- [GIVEN EXERCISE]:
Transcribe the entries exactly; images are not part of the copy.

[Saved entries]
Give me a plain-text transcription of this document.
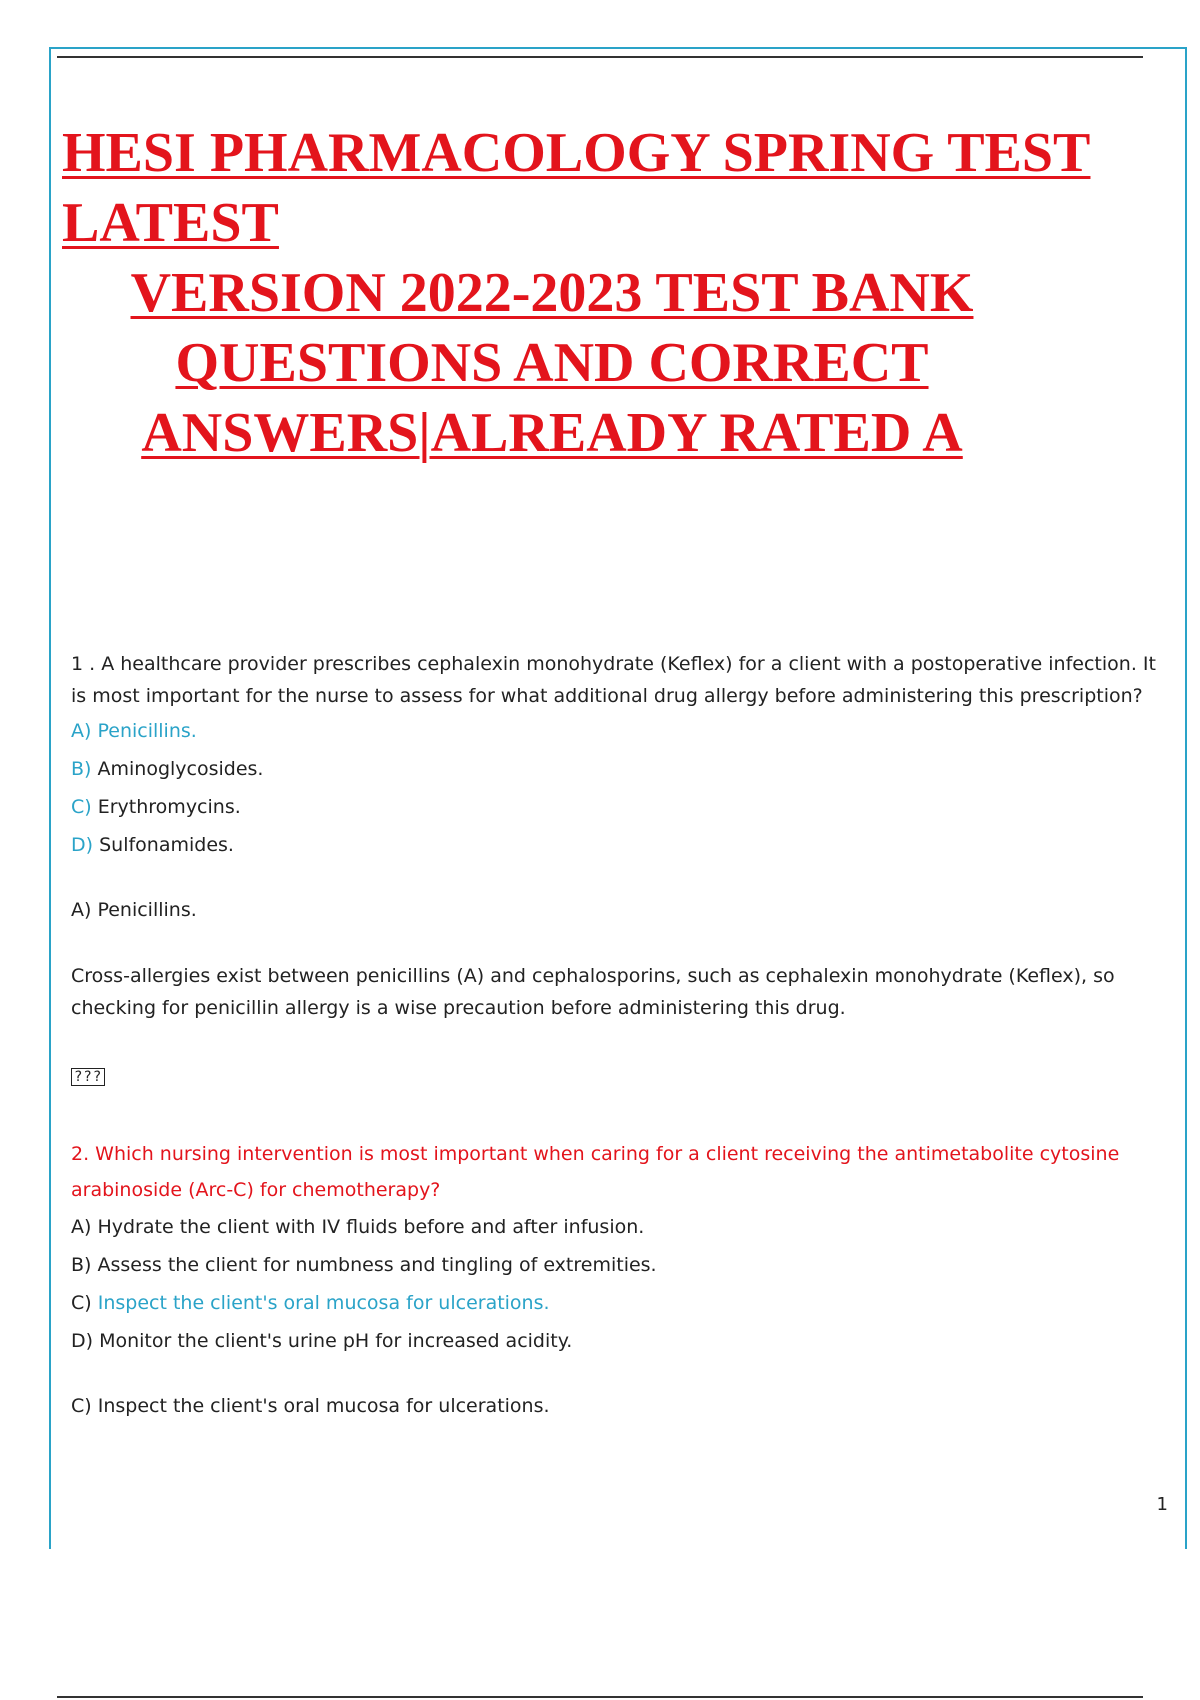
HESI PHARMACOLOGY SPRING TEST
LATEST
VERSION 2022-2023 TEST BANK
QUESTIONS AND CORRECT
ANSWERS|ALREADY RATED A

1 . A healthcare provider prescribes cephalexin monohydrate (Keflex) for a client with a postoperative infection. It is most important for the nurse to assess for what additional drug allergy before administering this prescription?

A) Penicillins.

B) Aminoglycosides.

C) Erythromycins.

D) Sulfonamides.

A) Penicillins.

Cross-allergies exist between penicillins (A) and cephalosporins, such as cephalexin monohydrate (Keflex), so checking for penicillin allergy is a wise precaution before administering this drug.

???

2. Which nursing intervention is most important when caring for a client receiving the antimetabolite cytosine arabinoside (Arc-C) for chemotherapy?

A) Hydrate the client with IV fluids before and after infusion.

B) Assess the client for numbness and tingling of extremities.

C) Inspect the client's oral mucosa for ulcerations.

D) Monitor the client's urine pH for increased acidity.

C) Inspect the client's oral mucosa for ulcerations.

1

- [THE OUTPUT]:
Give me a plain-text transcription of this document.
HESI PHARMACOLOGY SPRING TEST
LATEST
VERSION 2022-2023 TEST BANK
QUESTIONS AND CORRECT
ANSWERS|ALREADY RATED A

1 . A healthcare provider prescribes cephalexin monohydrate (Keflex) for a client with a postoperative infection. It is most important for the nurse to assess for what additional drug allergy before administering this prescription?

A) Penicillins.

B) Aminoglycosides.

C) Erythromycins.

D) Sulfonamides.

A) Penicillins.

Cross-allergies exist between penicillins (A) and cephalosporins, such as cephalexin monohydrate (Keflex), so checking for penicillin allergy is a wise precaution before administering this drug.

???

2. Which nursing intervention is most important when caring for a client receiving the antimetabolite cytosine arabinoside (Arc-C) for chemotherapy?

A) Hydrate the client with IV fluids before and after infusion.

B) Assess the client for numbness and tingling of extremities.

C) Inspect the client's oral mucosa for ulcerations.

D) Monitor the client's urine pH for increased acidity.

C) Inspect the client's oral mucosa for ulcerations.

1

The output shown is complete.